Go through the records below line by line, counting those that contain the word "plastiques"; answer with the count only.

• [Record extracts]

----------------

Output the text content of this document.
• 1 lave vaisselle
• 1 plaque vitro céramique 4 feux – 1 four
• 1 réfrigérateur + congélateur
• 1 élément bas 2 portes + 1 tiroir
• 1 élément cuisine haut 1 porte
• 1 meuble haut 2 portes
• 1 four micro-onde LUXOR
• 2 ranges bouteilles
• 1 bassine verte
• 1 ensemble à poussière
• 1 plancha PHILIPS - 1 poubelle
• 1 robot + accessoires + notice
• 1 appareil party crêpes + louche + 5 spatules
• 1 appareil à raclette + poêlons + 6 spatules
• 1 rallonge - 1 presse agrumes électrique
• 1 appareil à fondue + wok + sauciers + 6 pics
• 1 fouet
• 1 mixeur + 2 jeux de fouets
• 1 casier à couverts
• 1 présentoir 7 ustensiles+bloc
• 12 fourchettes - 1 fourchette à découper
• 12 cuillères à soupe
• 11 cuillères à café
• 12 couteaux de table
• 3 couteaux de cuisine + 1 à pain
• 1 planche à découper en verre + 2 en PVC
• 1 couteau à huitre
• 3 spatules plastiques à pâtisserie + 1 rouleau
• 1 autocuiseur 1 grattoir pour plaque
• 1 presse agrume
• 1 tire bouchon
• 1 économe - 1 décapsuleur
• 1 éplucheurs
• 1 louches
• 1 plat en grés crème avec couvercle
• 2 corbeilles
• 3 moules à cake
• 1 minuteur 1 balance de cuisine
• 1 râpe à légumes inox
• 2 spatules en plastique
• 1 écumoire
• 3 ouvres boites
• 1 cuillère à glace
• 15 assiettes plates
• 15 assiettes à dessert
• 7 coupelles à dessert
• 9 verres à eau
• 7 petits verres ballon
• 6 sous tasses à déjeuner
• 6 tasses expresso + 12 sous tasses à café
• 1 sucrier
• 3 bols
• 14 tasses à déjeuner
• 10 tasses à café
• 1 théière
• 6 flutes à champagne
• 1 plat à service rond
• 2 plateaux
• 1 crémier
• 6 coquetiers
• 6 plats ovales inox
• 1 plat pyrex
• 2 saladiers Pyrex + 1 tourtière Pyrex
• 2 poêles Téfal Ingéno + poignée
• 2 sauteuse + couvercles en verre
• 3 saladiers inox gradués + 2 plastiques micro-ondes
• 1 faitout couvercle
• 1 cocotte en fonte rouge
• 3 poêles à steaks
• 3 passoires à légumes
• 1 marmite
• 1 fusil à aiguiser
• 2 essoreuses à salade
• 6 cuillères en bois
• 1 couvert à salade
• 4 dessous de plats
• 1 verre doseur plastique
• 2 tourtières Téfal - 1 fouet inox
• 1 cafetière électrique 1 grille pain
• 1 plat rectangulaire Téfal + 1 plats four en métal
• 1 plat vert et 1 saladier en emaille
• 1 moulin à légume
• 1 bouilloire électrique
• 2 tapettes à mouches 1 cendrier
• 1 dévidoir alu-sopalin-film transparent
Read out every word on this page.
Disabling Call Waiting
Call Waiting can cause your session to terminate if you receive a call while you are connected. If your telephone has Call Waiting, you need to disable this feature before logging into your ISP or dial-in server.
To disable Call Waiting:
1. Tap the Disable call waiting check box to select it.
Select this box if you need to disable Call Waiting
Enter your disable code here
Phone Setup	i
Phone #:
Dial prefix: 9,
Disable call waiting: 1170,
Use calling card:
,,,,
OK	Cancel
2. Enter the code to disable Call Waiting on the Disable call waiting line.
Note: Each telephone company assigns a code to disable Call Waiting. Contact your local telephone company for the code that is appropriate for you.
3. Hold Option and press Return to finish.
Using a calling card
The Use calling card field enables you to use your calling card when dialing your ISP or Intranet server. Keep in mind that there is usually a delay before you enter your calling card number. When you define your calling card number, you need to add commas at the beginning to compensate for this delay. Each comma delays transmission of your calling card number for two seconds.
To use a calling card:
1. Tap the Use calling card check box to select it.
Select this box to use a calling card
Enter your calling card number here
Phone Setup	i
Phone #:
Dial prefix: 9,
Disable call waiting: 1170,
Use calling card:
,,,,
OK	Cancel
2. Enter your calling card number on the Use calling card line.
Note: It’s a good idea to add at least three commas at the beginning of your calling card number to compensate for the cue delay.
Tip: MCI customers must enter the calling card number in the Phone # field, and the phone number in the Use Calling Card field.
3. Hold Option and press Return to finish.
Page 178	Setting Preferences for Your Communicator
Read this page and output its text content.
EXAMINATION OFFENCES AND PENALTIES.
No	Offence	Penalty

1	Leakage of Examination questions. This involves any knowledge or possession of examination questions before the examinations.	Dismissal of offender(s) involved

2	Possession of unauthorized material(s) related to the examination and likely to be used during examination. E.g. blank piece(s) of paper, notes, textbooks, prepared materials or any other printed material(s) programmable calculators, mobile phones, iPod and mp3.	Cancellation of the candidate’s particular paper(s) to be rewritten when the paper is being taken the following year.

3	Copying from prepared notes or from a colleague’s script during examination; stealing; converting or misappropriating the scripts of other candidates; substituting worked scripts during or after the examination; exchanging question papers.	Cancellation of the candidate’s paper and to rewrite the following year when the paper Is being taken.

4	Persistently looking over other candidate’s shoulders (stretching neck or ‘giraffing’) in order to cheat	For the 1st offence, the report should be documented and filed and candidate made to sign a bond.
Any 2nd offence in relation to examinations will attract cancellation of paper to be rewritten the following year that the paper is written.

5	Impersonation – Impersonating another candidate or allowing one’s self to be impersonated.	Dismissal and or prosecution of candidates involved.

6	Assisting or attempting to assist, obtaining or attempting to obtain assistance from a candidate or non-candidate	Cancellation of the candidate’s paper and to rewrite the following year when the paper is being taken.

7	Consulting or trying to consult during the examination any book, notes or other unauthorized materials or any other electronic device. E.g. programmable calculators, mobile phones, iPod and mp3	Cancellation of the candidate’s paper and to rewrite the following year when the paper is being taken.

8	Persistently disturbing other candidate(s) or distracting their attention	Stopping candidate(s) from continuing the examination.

----------------

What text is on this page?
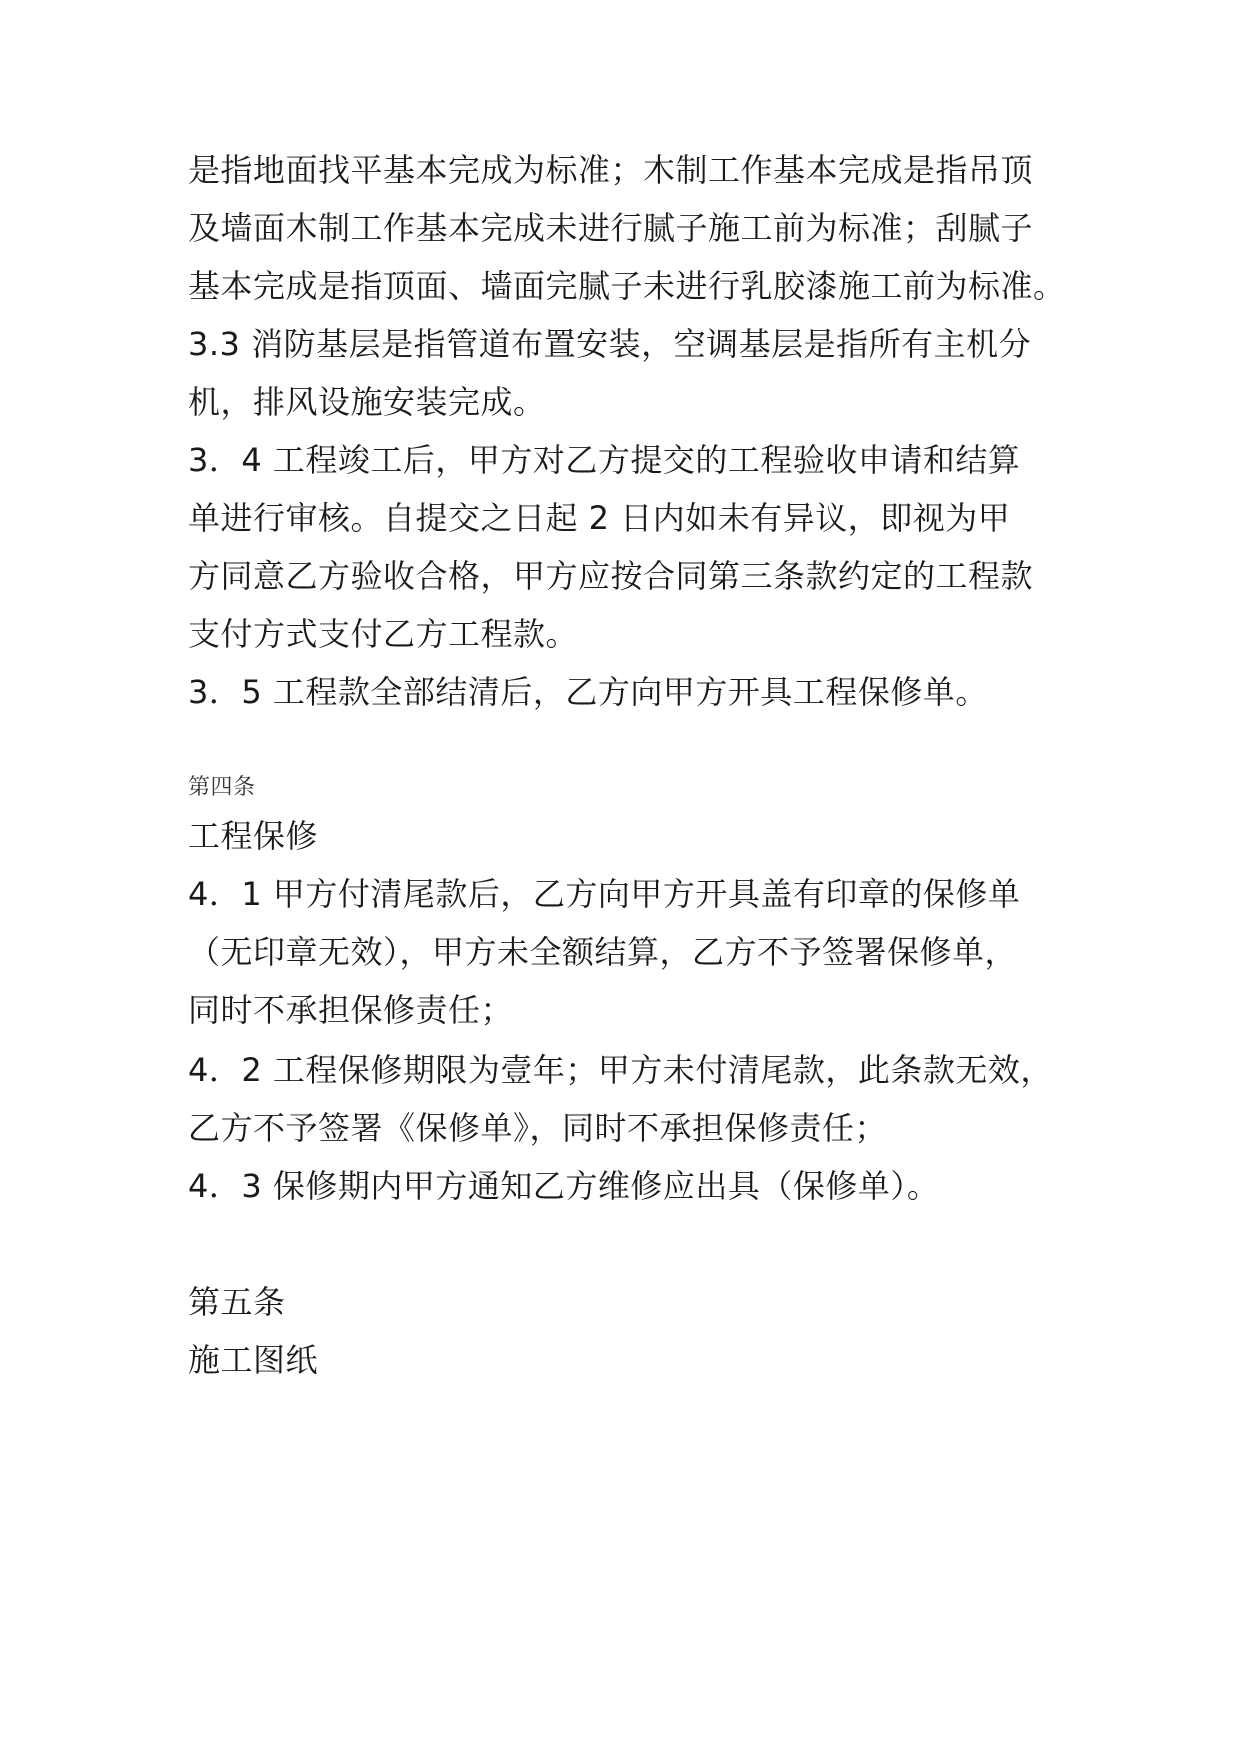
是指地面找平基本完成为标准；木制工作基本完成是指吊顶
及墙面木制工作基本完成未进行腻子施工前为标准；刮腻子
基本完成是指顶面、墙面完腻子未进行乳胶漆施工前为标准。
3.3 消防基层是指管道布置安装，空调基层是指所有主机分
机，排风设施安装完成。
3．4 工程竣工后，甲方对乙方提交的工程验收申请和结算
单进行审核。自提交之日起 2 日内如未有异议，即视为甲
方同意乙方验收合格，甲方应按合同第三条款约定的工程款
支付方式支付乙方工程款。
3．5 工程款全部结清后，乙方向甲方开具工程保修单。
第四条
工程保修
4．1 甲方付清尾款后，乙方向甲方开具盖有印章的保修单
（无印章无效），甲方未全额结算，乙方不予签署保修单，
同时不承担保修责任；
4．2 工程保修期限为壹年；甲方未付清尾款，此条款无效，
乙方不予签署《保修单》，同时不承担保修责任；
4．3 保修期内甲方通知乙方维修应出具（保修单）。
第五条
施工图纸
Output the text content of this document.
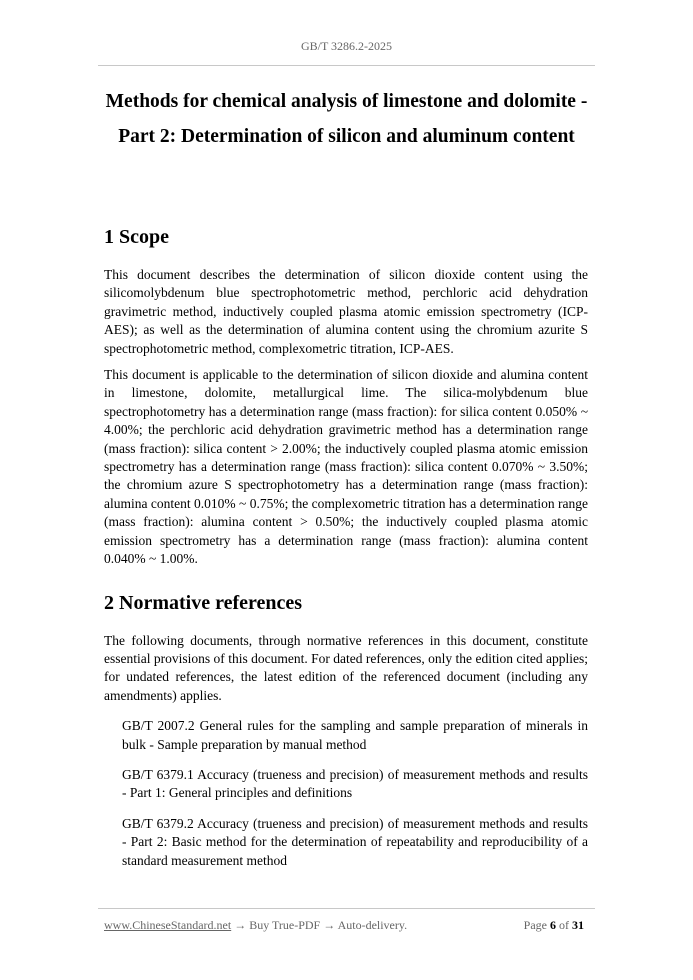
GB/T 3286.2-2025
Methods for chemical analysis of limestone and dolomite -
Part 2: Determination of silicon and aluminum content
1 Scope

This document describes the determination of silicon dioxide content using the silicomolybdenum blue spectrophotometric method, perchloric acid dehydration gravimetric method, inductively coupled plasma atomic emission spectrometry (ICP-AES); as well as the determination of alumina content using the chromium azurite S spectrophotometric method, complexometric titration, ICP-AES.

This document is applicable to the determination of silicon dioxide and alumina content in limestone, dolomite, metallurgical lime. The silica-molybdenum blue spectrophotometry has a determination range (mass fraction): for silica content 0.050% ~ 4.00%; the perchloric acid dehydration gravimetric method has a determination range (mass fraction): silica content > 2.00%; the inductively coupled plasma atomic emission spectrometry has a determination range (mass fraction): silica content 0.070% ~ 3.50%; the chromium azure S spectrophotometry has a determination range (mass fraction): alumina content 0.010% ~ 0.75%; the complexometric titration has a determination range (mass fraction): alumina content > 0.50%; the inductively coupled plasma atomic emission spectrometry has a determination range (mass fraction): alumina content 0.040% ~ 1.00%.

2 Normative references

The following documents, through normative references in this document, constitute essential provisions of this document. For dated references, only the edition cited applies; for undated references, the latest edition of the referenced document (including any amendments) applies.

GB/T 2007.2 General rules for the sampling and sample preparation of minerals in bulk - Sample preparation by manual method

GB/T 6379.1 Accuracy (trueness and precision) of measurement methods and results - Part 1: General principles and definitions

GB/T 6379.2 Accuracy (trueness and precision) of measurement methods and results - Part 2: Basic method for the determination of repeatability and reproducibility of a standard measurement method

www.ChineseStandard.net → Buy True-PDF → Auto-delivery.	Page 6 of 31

----------------

• [Answer for this exercise] 2